Every line below is to be quoted exactly, with nothing added or dropped.

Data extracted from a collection
________
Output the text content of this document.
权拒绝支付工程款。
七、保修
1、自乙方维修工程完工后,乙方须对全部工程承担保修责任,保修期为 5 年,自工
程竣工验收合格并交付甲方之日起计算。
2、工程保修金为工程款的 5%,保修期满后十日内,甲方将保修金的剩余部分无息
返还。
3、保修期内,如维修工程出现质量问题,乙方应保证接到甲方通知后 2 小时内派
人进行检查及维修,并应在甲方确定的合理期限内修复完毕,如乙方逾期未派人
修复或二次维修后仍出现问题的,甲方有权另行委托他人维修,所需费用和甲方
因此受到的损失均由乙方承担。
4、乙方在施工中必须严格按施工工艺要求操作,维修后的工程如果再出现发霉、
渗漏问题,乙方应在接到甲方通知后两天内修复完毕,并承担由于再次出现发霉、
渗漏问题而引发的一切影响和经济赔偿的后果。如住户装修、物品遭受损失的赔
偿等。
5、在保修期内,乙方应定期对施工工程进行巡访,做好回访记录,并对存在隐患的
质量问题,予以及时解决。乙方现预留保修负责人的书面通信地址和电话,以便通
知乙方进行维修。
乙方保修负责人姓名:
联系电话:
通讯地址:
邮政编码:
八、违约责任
________
● **Exercise response**:
Output the text content of this document.
权拒绝支付工程款。
七、保修
1、自乙方维修工程完工后,乙方须对全部工程承担保修责任,保修期为 5 年,自工
程竣工验收合格并交付甲方之日起计算。
2、工程保修金为工程款的 5%,保修期满后十日内,甲方将保修金的剩余部分无息
返还。
3、保修期内,如维修工程出现质量问题,乙方应保证接到甲方通知后 2 小时内派
人进行检查及维修,并应在甲方确定的合理期限内修复完毕,如乙方逾期未派人
修复或二次维修后仍出现问题的,甲方有权另行委托他人维修,所需费用和甲方
因此受到的损失均由乙方承担。
4、乙方在施工中必须严格按施工工艺要求操作,维修后的工程如果再出现发霉、
渗漏问题,乙方应在接到甲方通知后两天内修复完毕,并承担由于再次出现发霉、
渗漏问题而引发的一切影响和经济赔偿的后果。如住户装修、物品遭受损失的赔
偿等。
5、在保修期内,乙方应定期对施工工程进行巡访,做好回访记录,并对存在隐患的
质量问题,予以及时解决。乙方现预留保修负责人的书面通信地址和电话,以便通
知乙方进行维修。
乙方保修负责人姓名:
联系电话:
通讯地址:
邮政编码:
八、违约责任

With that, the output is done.